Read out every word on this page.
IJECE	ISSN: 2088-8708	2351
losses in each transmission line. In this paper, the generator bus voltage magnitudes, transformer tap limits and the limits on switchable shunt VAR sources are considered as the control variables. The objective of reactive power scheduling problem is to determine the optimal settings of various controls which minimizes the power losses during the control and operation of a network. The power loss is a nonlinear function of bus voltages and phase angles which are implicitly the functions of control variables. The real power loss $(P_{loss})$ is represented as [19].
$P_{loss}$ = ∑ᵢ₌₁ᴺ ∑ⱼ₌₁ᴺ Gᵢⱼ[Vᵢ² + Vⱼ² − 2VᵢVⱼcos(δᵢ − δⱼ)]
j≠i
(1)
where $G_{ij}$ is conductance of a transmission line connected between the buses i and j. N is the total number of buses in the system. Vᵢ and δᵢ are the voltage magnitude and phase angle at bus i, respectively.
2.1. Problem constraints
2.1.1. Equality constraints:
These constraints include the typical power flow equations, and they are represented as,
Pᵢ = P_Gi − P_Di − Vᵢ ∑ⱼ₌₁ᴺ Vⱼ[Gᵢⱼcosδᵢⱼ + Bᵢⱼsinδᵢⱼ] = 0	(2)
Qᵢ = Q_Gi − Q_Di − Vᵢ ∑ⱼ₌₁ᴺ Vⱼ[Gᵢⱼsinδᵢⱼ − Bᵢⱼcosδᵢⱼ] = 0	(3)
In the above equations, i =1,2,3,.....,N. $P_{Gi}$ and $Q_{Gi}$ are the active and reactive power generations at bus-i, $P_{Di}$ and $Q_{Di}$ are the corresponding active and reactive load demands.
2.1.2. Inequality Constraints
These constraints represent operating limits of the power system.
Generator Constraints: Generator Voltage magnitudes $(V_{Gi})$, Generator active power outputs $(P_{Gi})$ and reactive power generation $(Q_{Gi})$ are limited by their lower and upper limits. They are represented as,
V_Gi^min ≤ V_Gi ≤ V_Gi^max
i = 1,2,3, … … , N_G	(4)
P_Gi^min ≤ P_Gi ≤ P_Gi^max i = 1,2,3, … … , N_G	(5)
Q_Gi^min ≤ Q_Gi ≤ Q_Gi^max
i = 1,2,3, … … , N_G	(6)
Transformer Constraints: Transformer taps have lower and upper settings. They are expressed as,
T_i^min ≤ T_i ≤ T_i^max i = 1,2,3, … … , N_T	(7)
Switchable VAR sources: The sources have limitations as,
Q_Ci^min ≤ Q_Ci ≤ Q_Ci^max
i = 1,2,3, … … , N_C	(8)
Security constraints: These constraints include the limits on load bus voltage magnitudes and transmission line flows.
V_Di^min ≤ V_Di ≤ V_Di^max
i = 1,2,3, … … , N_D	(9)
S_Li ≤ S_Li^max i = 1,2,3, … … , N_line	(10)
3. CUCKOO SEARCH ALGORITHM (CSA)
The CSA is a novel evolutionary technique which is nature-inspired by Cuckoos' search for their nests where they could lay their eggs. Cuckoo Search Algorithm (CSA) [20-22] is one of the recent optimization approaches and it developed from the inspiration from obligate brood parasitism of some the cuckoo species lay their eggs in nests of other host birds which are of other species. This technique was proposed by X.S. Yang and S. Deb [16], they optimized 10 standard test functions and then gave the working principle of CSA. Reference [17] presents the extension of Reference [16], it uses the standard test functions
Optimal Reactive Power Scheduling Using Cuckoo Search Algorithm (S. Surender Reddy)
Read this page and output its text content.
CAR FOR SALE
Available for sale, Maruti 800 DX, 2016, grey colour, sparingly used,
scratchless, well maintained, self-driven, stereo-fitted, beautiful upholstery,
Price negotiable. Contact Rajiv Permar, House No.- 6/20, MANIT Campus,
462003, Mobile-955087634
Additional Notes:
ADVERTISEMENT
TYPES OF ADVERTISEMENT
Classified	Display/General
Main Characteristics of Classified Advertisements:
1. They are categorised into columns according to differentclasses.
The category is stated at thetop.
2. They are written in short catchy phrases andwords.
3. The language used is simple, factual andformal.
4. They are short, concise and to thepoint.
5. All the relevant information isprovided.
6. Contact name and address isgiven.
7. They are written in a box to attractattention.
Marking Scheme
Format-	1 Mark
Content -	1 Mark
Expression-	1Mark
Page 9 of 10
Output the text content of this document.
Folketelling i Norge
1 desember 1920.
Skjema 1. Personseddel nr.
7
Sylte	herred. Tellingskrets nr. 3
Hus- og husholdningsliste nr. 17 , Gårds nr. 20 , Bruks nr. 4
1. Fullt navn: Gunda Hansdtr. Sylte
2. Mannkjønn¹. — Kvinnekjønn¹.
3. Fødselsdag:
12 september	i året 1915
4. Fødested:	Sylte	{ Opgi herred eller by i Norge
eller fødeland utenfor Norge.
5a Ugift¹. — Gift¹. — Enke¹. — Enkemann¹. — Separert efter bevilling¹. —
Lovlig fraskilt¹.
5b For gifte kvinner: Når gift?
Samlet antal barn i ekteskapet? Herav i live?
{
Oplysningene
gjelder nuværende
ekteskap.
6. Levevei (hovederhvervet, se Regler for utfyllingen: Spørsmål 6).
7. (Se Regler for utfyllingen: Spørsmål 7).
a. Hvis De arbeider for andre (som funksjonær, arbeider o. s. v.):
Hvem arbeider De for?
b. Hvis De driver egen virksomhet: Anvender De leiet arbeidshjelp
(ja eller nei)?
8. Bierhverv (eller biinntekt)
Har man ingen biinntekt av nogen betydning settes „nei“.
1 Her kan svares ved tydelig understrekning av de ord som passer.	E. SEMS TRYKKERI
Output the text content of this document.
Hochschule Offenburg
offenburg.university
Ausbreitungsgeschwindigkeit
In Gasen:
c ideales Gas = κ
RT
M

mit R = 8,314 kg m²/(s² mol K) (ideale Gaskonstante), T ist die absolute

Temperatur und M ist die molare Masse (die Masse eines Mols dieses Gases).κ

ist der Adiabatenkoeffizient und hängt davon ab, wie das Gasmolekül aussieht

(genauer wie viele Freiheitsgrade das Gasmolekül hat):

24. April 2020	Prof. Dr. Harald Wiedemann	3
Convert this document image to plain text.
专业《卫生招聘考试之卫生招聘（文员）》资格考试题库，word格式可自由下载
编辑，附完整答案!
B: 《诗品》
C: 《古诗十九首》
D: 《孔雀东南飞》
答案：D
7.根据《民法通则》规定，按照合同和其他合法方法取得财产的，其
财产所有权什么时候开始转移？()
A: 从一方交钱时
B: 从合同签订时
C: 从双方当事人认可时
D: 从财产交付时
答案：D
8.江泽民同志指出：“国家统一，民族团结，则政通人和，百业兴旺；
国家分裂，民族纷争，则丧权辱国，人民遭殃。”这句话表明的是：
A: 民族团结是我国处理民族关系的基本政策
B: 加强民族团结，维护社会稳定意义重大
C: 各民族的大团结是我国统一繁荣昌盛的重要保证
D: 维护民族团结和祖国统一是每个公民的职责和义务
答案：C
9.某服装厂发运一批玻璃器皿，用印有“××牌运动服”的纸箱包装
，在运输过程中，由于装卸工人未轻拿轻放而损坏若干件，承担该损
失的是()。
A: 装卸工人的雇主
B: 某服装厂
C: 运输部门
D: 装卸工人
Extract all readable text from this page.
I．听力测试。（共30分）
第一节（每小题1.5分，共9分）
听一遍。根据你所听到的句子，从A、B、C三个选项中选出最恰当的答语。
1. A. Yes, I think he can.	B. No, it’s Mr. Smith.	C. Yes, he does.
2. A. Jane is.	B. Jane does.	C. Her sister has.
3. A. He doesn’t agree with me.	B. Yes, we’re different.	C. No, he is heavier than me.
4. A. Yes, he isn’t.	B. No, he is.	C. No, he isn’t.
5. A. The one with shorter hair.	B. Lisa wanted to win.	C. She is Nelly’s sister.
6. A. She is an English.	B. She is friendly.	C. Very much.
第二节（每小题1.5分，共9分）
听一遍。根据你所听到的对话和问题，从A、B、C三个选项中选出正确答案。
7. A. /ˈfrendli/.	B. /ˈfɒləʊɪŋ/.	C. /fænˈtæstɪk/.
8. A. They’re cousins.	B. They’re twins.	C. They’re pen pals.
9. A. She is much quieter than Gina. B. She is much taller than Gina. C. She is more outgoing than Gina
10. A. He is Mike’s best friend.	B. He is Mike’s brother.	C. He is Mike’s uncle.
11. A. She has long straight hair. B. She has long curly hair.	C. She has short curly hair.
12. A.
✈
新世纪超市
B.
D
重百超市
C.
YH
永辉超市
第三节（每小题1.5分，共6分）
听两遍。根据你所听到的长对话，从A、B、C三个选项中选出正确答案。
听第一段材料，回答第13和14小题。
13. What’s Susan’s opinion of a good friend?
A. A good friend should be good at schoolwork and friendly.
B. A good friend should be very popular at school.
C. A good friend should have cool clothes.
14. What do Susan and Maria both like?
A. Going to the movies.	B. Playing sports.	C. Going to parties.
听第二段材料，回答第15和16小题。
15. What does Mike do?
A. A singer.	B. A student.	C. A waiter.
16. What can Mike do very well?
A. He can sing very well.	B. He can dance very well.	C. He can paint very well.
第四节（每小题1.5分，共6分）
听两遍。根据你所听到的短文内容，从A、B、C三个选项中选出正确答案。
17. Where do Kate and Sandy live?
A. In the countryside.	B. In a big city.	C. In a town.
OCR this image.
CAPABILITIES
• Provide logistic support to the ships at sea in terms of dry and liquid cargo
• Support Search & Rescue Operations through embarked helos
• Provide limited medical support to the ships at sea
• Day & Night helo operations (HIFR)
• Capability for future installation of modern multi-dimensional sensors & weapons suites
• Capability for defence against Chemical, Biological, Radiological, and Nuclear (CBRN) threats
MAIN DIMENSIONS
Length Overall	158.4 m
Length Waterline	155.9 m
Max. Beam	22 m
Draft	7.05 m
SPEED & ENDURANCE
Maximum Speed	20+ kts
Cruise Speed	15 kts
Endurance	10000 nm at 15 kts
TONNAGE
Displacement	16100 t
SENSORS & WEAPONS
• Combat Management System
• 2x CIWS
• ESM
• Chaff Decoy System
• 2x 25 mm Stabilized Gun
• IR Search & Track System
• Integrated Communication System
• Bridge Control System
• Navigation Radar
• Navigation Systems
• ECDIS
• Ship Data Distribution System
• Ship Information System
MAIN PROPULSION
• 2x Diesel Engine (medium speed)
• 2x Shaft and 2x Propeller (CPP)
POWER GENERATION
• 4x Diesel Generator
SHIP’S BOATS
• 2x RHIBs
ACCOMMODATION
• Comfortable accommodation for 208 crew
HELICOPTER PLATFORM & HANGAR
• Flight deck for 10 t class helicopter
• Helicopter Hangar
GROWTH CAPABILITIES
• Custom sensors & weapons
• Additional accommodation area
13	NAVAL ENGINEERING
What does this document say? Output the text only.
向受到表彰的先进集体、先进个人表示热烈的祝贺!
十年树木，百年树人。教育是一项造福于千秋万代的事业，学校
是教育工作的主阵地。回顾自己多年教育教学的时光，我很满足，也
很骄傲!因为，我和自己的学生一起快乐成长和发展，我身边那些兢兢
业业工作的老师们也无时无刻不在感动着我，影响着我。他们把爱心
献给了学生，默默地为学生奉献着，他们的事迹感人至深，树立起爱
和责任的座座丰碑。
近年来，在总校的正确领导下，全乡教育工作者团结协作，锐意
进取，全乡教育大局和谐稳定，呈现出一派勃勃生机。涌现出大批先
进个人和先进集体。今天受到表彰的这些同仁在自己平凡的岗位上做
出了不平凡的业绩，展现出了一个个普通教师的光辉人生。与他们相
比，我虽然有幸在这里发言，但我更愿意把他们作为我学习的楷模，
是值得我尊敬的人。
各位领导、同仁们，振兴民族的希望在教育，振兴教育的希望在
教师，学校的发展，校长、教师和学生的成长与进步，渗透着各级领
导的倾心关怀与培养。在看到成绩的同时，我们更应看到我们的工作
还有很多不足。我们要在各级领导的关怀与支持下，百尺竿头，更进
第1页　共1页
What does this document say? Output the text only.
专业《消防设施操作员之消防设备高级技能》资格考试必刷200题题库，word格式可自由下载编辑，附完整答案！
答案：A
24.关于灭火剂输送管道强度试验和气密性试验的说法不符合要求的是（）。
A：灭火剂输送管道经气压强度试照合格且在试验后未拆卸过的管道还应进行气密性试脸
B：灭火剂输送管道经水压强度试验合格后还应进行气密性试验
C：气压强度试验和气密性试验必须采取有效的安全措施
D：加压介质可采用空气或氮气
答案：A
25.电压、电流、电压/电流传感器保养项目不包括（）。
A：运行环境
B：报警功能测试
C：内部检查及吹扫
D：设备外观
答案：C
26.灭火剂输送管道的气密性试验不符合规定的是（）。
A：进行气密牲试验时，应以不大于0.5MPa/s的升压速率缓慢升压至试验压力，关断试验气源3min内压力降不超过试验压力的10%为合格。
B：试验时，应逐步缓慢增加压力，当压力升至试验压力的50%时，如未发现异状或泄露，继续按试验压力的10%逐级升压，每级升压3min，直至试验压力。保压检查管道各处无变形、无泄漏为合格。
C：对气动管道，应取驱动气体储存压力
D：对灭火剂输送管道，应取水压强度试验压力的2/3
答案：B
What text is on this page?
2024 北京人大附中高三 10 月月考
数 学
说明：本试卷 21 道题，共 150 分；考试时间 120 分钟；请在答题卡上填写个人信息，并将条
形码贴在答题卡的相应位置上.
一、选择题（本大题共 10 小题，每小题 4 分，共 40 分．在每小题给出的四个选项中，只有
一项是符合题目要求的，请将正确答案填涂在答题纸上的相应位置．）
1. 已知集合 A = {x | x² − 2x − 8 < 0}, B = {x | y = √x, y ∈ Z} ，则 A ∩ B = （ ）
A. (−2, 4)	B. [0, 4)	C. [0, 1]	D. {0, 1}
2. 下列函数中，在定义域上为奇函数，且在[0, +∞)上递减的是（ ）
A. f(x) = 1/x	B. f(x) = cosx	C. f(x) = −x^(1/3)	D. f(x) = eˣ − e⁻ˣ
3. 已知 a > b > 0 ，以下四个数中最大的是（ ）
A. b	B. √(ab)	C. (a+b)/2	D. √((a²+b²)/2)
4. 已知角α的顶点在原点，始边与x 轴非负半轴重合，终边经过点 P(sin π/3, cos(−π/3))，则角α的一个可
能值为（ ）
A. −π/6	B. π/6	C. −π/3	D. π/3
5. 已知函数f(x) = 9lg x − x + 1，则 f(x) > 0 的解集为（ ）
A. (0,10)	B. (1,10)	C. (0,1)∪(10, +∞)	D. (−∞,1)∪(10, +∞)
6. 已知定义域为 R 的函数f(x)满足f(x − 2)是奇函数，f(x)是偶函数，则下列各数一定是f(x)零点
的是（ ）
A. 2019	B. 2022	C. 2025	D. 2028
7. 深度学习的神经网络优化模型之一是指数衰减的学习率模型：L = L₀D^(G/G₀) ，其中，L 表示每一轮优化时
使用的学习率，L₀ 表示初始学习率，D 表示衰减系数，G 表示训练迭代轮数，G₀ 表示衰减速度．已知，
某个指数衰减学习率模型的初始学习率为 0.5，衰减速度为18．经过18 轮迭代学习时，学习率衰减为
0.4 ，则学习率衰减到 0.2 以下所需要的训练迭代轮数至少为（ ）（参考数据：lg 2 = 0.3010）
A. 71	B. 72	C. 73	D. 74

WHAT IS REQUIRED:
Check every line of the entries above for the word "Regler" and report how many lines contain it, giving the number only.

TASK RESPONSE:
2